> [PROBLEM DESCRIPTION]
For the listing below, give the count of lines containing "value", and no other text.

> [DATASET]
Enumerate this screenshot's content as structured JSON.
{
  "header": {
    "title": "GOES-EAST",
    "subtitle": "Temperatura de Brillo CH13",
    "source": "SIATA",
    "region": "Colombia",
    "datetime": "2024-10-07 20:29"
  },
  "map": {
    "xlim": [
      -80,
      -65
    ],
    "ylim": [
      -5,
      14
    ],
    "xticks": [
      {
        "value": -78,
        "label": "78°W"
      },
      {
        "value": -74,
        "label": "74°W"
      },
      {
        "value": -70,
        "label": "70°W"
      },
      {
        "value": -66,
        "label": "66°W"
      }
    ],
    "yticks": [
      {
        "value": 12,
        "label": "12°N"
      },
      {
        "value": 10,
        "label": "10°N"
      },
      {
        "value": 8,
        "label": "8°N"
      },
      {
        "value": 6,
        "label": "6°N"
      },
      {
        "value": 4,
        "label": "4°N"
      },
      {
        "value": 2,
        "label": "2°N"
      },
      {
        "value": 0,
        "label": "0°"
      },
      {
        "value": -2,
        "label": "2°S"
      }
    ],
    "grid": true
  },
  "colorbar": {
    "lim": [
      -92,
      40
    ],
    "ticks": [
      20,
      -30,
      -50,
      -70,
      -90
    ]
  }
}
==
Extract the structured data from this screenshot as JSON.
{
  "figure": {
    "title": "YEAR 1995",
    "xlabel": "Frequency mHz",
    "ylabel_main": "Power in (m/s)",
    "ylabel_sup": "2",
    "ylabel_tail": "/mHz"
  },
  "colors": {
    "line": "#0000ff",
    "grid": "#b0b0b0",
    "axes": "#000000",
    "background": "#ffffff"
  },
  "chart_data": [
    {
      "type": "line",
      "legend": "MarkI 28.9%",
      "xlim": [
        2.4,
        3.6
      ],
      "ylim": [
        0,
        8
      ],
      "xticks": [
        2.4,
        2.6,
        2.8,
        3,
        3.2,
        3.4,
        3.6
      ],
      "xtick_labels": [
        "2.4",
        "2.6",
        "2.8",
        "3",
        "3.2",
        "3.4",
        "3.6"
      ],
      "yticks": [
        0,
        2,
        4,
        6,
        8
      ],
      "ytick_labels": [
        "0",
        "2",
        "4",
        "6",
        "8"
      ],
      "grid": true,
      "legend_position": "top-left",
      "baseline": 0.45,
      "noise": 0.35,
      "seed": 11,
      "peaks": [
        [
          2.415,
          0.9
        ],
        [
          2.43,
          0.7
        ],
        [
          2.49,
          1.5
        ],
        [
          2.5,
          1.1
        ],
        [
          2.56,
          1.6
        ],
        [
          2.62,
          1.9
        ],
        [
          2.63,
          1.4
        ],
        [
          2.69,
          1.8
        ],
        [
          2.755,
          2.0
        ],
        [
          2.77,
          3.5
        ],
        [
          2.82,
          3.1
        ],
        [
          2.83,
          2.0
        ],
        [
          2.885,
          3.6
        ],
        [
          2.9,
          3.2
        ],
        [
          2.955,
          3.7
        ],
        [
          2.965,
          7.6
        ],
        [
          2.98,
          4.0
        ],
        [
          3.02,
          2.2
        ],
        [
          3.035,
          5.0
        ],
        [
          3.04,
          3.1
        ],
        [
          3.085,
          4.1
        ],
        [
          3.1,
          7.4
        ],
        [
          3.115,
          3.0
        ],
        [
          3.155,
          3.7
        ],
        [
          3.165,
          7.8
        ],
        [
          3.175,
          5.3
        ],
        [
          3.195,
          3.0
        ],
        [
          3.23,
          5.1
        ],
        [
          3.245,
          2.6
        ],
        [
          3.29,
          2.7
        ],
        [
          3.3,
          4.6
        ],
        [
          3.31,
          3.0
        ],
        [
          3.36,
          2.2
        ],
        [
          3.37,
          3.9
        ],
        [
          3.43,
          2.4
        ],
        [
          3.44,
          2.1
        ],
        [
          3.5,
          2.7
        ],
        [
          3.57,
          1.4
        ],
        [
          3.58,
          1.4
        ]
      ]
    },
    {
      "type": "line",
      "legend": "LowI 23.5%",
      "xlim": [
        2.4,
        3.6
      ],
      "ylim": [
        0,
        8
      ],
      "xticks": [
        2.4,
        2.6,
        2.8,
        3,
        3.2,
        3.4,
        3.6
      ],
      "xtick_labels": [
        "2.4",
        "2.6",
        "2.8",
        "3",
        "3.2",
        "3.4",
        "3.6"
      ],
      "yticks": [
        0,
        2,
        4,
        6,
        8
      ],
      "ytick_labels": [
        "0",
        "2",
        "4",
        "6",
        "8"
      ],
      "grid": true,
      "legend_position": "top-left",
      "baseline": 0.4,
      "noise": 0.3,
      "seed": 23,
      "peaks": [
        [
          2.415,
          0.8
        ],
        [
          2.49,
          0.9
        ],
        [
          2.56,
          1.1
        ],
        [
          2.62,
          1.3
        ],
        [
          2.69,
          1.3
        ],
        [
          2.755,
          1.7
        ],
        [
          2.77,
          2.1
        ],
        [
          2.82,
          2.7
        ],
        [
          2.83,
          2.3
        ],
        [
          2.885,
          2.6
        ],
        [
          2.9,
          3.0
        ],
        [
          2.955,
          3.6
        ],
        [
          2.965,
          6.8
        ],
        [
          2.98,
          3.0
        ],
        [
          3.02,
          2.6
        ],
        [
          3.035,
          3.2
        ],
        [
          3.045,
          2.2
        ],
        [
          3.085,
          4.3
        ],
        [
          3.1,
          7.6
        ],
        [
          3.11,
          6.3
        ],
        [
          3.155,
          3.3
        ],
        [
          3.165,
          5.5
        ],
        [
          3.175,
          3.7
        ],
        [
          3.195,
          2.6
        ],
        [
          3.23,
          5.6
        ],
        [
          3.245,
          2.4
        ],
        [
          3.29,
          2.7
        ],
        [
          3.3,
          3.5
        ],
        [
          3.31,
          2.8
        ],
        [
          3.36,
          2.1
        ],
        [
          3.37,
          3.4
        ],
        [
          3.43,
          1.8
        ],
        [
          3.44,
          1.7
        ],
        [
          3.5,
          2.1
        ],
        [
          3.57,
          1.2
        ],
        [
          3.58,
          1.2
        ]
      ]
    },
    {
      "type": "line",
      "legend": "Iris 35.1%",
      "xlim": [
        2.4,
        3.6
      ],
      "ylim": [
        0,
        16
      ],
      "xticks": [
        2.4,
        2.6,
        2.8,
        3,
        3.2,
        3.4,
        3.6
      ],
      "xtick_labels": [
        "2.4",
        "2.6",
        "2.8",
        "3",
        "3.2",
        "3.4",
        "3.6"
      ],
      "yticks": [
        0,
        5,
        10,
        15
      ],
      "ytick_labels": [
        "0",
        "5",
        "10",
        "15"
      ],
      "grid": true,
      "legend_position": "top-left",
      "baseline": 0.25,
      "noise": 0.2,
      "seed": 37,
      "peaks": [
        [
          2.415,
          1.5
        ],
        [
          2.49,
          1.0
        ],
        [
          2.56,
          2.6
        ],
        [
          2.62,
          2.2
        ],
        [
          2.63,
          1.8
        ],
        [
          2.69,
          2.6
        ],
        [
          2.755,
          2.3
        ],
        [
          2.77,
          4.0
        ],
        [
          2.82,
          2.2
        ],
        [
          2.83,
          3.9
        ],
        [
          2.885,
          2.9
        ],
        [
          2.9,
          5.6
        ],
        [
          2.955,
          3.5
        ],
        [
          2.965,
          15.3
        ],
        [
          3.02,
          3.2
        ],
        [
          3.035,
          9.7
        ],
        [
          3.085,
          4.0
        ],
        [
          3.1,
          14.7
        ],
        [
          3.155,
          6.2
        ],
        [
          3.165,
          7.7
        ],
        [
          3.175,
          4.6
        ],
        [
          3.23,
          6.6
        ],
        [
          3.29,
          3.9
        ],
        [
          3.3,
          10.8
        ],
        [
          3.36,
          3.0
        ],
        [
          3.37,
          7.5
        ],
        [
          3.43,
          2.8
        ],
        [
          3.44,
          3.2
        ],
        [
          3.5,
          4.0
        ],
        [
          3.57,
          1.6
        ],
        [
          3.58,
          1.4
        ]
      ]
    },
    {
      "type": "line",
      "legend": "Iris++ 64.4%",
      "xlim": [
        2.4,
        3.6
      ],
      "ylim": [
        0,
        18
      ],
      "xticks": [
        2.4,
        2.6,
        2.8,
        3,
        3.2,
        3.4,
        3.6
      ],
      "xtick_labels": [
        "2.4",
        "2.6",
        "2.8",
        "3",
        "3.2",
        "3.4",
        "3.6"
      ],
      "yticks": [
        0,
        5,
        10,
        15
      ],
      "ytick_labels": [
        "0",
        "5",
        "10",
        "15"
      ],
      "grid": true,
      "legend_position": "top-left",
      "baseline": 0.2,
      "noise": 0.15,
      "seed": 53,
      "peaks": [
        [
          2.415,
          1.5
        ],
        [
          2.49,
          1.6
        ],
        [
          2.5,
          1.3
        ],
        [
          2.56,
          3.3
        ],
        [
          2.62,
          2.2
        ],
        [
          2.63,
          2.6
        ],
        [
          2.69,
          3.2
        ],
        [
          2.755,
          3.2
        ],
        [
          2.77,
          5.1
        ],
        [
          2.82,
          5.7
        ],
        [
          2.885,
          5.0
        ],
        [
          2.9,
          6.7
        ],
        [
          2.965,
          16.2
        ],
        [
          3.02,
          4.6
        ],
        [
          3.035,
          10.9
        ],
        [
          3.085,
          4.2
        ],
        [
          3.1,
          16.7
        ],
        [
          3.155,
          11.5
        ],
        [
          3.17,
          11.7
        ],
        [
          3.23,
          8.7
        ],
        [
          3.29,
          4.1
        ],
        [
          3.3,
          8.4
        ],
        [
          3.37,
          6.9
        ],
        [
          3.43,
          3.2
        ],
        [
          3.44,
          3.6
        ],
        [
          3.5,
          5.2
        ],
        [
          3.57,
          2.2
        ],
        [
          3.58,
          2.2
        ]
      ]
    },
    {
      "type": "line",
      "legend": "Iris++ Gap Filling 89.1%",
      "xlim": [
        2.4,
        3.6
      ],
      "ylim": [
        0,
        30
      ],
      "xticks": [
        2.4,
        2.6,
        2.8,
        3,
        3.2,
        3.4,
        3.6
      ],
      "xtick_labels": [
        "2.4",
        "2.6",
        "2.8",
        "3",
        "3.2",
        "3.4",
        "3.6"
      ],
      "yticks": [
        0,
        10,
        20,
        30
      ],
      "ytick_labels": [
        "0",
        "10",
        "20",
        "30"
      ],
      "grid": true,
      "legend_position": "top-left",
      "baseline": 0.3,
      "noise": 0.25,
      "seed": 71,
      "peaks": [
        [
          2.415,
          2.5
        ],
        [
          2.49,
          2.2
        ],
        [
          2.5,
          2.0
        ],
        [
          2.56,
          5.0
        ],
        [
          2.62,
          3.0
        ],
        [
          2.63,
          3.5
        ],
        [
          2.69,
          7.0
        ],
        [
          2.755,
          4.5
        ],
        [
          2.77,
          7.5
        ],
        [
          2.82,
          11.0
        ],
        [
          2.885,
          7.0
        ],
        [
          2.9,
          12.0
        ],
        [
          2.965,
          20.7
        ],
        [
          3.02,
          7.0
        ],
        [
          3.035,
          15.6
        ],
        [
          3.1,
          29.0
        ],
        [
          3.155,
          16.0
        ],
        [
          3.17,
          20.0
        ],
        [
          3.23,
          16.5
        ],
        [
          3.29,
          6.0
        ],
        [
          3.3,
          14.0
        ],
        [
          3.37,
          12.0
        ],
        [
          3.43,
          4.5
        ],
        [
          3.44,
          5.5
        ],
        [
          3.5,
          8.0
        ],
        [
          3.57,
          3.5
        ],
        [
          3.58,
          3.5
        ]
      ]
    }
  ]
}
* * *
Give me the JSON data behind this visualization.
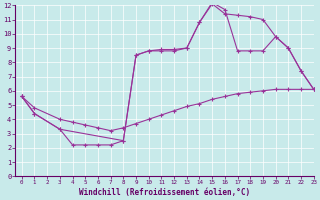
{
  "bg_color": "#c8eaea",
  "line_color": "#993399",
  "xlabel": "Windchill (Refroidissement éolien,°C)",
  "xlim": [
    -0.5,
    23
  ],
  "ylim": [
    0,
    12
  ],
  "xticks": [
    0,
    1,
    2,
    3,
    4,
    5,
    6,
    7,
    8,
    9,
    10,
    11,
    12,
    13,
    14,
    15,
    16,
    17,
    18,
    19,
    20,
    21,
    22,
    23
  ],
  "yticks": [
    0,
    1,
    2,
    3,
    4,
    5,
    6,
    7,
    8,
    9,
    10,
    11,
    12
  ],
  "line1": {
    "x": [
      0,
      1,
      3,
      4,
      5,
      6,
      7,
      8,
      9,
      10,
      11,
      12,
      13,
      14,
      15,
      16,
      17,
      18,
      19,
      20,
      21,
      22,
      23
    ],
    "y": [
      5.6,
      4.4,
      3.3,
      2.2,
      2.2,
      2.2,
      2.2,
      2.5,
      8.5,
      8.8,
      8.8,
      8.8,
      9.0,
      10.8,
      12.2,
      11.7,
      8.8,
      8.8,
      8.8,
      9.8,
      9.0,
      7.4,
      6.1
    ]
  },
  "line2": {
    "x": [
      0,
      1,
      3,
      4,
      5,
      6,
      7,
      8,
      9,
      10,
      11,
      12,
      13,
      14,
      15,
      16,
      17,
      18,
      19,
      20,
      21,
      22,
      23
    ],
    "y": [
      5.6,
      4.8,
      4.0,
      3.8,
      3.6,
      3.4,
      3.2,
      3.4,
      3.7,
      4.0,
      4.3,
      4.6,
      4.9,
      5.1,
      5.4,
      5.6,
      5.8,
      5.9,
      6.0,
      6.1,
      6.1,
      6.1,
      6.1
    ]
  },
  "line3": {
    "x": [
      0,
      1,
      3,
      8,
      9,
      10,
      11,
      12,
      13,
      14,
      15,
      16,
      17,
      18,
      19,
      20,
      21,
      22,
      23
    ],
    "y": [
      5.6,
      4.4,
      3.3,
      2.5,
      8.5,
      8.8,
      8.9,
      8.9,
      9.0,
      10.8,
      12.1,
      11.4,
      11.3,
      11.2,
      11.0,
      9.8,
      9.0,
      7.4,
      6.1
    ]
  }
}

> [FINAL RESULT]
12